## INSTRUCTION
Make an exact copy of all the entries, with the pictures left out.
[Start MATERIAL FOR THIS EXERCISE]
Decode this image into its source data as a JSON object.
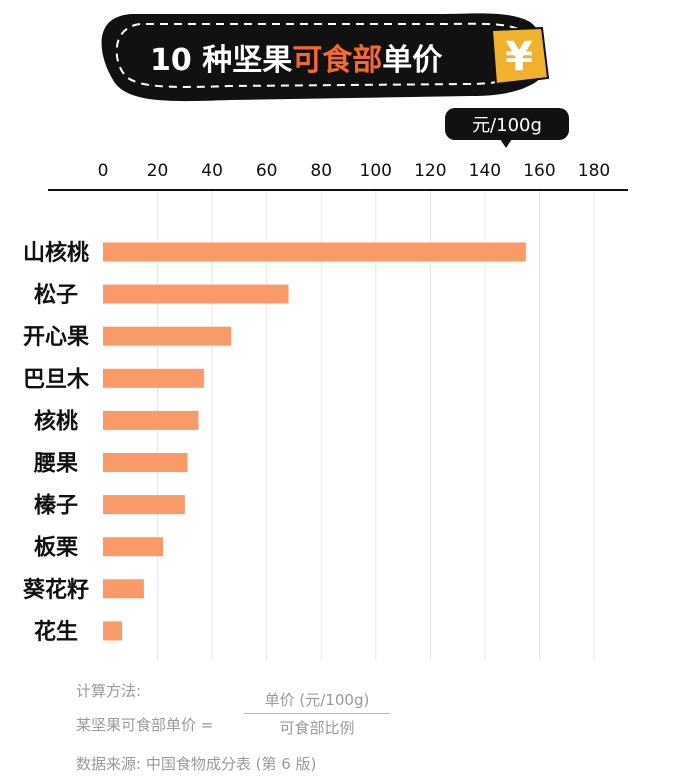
{
  "banner": {
    "title_prefix": "10 种坚果",
    "title_highlight": "可食部",
    "title_suffix": "单价",
    "yen_symbol": "¥",
    "unit_tag": "元/100g"
  },
  "colors": {
    "bar": "#f99a68",
    "highlight": "#f56a2a",
    "banner_bg": "#111111",
    "yen_bg": "#f0b12b"
  },
  "chart_data": {
    "type": "bar",
    "orientation": "horizontal",
    "unit": "元/100g",
    "categories": [
      "山核桃",
      "松子",
      "开心果",
      "巴旦木",
      "核桃",
      "腰果",
      "榛子",
      "板栗",
      "葵花籽",
      "花生"
    ],
    "values": [
      155,
      68,
      47,
      37,
      35,
      31,
      30,
      22,
      15,
      7
    ],
    "xlim": [
      0,
      180
    ],
    "xticks": [
      "0",
      "20",
      "40",
      "60",
      "80",
      "100",
      "120",
      "140",
      "160",
      "180"
    ],
    "grid": true
  },
  "notes": {
    "method_label": "计算方法:",
    "formula_left": "某坚果可食部单价 =",
    "formula_numerator": "单价 (元/100g)",
    "formula_denominator": "可食部比例",
    "source": "数据来源: 中国食物成分表 (第 6 版)"
  }
}
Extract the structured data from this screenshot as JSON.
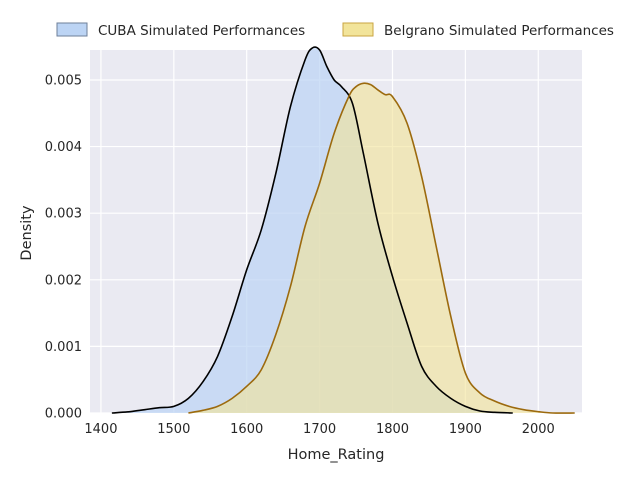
{
  "colors": {
    "background": "#ffffff",
    "plot_background": "#eaeaf2",
    "grid": "#ffffff",
    "text": "#262626"
  },
  "chart_data": {
    "type": "area",
    "title": "",
    "xlabel": "Home_Rating",
    "ylabel": "Density",
    "xlim": [
      1385,
      2060
    ],
    "ylim": [
      0,
      0.00545
    ],
    "xticks": [
      1400,
      1500,
      1600,
      1700,
      1800,
      1900,
      2000
    ],
    "yticks": [
      0.0,
      0.001,
      0.002,
      0.003,
      0.004,
      0.005
    ],
    "xtick_labels": [
      "1400",
      "1500",
      "1600",
      "1700",
      "1800",
      "1900",
      "2000"
    ],
    "ytick_labels": [
      "0.000",
      "0.001",
      "0.002",
      "0.003",
      "0.004",
      "0.005"
    ],
    "grid": true,
    "legend_position": "top-center, above plot",
    "series": [
      {
        "name": "CUBA Simulated Performances",
        "fill_color": "#bcd4f4",
        "line_color": "#000000",
        "x": [
          1415,
          1440,
          1460,
          1480,
          1500,
          1520,
          1540,
          1560,
          1580,
          1600,
          1620,
          1640,
          1660,
          1680,
          1690,
          1700,
          1710,
          1720,
          1730,
          1745,
          1760,
          1780,
          1800,
          1820,
          1840,
          1860,
          1880,
          1900,
          1920,
          1940,
          1965
        ],
        "y": [
          0.0,
          2e-05,
          5e-05,
          8e-05,
          0.0001,
          0.00022,
          0.00047,
          0.00085,
          0.00145,
          0.00215,
          0.00275,
          0.0036,
          0.0046,
          0.0053,
          0.00548,
          0.00545,
          0.0052,
          0.005,
          0.0049,
          0.00465,
          0.0039,
          0.00285,
          0.00205,
          0.00135,
          0.0007,
          0.0004,
          0.00022,
          0.0001,
          3e-05,
          1e-05,
          0.0
        ]
      },
      {
        "name": "Belgrano Simulated Performances",
        "fill_color": "#f2e49a",
        "line_color": "#9c6a0e",
        "x": [
          1520,
          1540,
          1560,
          1580,
          1600,
          1620,
          1640,
          1660,
          1680,
          1700,
          1720,
          1740,
          1750,
          1760,
          1770,
          1780,
          1790,
          1800,
          1820,
          1840,
          1860,
          1880,
          1900,
          1920,
          1940,
          1960,
          1980,
          2000,
          2020,
          2050
        ],
        "y": [
          0.0,
          4e-05,
          0.0001,
          0.00022,
          0.0004,
          0.00065,
          0.00118,
          0.0019,
          0.0028,
          0.00345,
          0.0042,
          0.00475,
          0.0049,
          0.00495,
          0.00493,
          0.00485,
          0.00478,
          0.00475,
          0.00435,
          0.00355,
          0.0025,
          0.00145,
          0.0006,
          0.0003,
          0.00018,
          0.0001,
          5e-05,
          2e-05,
          0.0,
          0.0
        ]
      }
    ]
  }
}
[End MATERIAL FOR THIS EXERCISE]
## TASK RESULT
Decode this image into its source data as a JSON object.
{
  "banner": {
    "title_prefix": "10 种坚果",
    "title_highlight": "可食部",
    "title_suffix": "单价",
    "yen_symbol": "¥",
    "unit_tag": "元/100g"
  },
  "colors": {
    "bar": "#f99a68",
    "highlight": "#f56a2a",
    "banner_bg": "#111111",
    "yen_bg": "#f0b12b"
  },
  "chart_data": {
    "type": "bar",
    "orientation": "horizontal",
    "unit": "元/100g",
    "categories": [
      "山核桃",
      "松子",
      "开心果",
      "巴旦木",
      "核桃",
      "腰果",
      "榛子",
      "板栗",
      "葵花籽",
      "花生"
    ],
    "values": [
      155,
      68,
      47,
      37,
      35,
      31,
      30,
      22,
      15,
      7
    ],
    "xlim": [
      0,
      180
    ],
    "xticks": [
      "0",
      "20",
      "40",
      "60",
      "80",
      "100",
      "120",
      "140",
      "160",
      "180"
    ],
    "grid": true
  },
  "notes": {
    "method_label": "计算方法:",
    "formula_left": "某坚果可食部单价 =",
    "formula_numerator": "单价 (元/100g)",
    "formula_denominator": "可食部比例",
    "source": "数据来源: 中国食物成分表 (第 6 版)"
  }
}
Extract the structured data from this screenshot as JSON.
{
  "colors": {
    "background": "#ffffff",
    "plot_background": "#eaeaf2",
    "grid": "#ffffff",
    "text": "#262626"
  },
  "chart_data": {
    "type": "area",
    "title": "",
    "xlabel": "Home_Rating",
    "ylabel": "Density",
    "xlim": [
      1385,
      2060
    ],
    "ylim": [
      0,
      0.00545
    ],
    "xticks": [
      1400,
      1500,
      1600,
      1700,
      1800,
      1900,
      2000
    ],
    "yticks": [
      0.0,
      0.001,
      0.002,
      0.003,
      0.004,
      0.005
    ],
    "xtick_labels": [
      "1400",
      "1500",
      "1600",
      "1700",
      "1800",
      "1900",
      "2000"
    ],
    "ytick_labels": [
      "0.000",
      "0.001",
      "0.002",
      "0.003",
      "0.004",
      "0.005"
    ],
    "grid": true,
    "legend_position": "top-center, above plot",
    "series": [
      {
        "name": "CUBA Simulated Performances",
        "fill_color": "#bcd4f4",
        "line_color": "#000000",
        "x": [
          1415,
          1440,
          1460,
          1480,
          1500,
          1520,
          1540,
          1560,
          1580,
          1600,
          1620,
          1640,
          1660,
          1680,
          1690,
          1700,
          1710,
          1720,
          1730,
          1745,
          1760,
          1780,
          1800,
          1820,
          1840,
          1860,
          1880,
          1900,
          1920,
          1940,
          1965
        ],
        "y": [
          0.0,
          2e-05,
          5e-05,
          8e-05,
          0.0001,
          0.00022,
          0.00047,
          0.00085,
          0.00145,
          0.00215,
          0.00275,
          0.0036,
          0.0046,
          0.0053,
          0.00548,
          0.00545,
          0.0052,
          0.005,
          0.0049,
          0.00465,
          0.0039,
          0.00285,
          0.00205,
          0.00135,
          0.0007,
          0.0004,
          0.00022,
          0.0001,
          3e-05,
          1e-05,
          0.0
        ]
      },
      {
        "name": "Belgrano Simulated Performances",
        "fill_color": "#f2e49a",
        "line_color": "#9c6a0e",
        "x": [
          1520,
          1540,
          1560,
          1580,
          1600,
          1620,
          1640,
          1660,
          1680,
          1700,
          1720,
          1740,
          1750,
          1760,
          1770,
          1780,
          1790,
          1800,
          1820,
          1840,
          1860,
          1880,
          1900,
          1920,
          1940,
          1960,
          1980,
          2000,
          2020,
          2050
        ],
        "y": [
          0.0,
          4e-05,
          0.0001,
          0.00022,
          0.0004,
          0.00065,
          0.00118,
          0.0019,
          0.0028,
          0.00345,
          0.0042,
          0.00475,
          0.0049,
          0.00495,
          0.00493,
          0.00485,
          0.00478,
          0.00475,
          0.00435,
          0.00355,
          0.0025,
          0.00145,
          0.0006,
          0.0003,
          0.00018,
          0.0001,
          5e-05,
          2e-05,
          0.0,
          0.0
        ]
      }
    ]
  }
}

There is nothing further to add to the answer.